EXERCISE DIRECTIONS:
Reproduce the entries word for word, beginning at their first line and stopping after the line that contains "footer-line: MIN,MAX= 3.4564E+04".

───── PROVIDED ENTRIES ─────

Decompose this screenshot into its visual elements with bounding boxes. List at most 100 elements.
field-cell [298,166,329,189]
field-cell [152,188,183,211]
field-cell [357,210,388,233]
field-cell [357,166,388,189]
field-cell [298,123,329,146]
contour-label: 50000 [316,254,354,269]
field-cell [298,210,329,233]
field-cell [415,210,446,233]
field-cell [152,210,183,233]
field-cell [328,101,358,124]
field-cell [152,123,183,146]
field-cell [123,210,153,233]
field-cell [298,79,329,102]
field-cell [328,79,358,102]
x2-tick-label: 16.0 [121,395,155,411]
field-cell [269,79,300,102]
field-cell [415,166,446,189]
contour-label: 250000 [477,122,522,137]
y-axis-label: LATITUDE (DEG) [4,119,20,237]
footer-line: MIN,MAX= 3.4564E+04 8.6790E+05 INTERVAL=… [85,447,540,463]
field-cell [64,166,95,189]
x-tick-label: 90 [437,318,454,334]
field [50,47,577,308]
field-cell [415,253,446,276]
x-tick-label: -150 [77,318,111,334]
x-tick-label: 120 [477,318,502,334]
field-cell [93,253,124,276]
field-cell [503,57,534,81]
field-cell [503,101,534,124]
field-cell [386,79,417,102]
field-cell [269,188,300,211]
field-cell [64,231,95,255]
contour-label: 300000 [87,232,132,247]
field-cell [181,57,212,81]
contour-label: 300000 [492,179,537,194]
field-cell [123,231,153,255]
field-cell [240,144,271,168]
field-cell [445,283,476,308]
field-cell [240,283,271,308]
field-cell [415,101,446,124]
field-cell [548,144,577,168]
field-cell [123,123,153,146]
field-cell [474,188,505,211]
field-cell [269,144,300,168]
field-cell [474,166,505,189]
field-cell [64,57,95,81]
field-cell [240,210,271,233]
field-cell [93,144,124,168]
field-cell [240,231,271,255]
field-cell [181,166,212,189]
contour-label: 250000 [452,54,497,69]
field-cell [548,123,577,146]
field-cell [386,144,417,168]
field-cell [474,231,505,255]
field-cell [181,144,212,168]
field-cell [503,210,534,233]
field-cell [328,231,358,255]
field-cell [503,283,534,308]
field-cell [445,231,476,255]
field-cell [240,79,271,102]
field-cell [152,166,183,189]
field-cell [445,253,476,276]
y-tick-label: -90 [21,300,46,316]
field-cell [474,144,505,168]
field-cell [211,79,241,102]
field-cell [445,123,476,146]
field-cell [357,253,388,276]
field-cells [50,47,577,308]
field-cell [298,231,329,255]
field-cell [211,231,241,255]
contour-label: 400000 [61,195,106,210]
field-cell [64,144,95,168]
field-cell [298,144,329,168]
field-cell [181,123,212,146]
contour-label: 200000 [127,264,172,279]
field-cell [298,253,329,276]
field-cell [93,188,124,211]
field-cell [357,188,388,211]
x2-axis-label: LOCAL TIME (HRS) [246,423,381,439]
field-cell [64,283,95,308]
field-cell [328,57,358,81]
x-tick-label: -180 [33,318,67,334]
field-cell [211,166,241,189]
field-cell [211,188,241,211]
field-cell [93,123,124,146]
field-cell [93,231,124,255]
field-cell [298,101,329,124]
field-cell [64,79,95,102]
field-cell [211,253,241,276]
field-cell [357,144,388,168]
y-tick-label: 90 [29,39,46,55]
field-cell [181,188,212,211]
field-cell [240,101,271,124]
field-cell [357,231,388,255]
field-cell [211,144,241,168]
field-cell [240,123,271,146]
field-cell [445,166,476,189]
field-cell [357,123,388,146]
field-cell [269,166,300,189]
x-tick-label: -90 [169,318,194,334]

─────

PROBLEM SOLUTION:
Decompose this screenshot into its visual elements with bounding boxes. List at most 100 elements.
field-cell [298,166,329,189]
field-cell [152,188,183,211]
field-cell [357,210,388,233]
field-cell [357,166,388,189]
field-cell [298,123,329,146]
contour-label: 50000 [316,254,354,269]
field-cell [298,210,329,233]
field-cell [415,210,446,233]
field-cell [152,210,183,233]
field-cell [328,101,358,124]
field-cell [152,123,183,146]
field-cell [123,210,153,233]
field-cell [298,79,329,102]
field-cell [328,79,358,102]
x2-tick-label: 16.0 [121,395,155,411]
field-cell [269,79,300,102]
field-cell [415,166,446,189]
contour-label: 250000 [477,122,522,137]
y-axis-label: LATITUDE (DEG) [4,119,20,237]
footer-line: MIN,MAX= 3.4564E+04 8.6790E+05 INTERVAL=… [85,447,540,463]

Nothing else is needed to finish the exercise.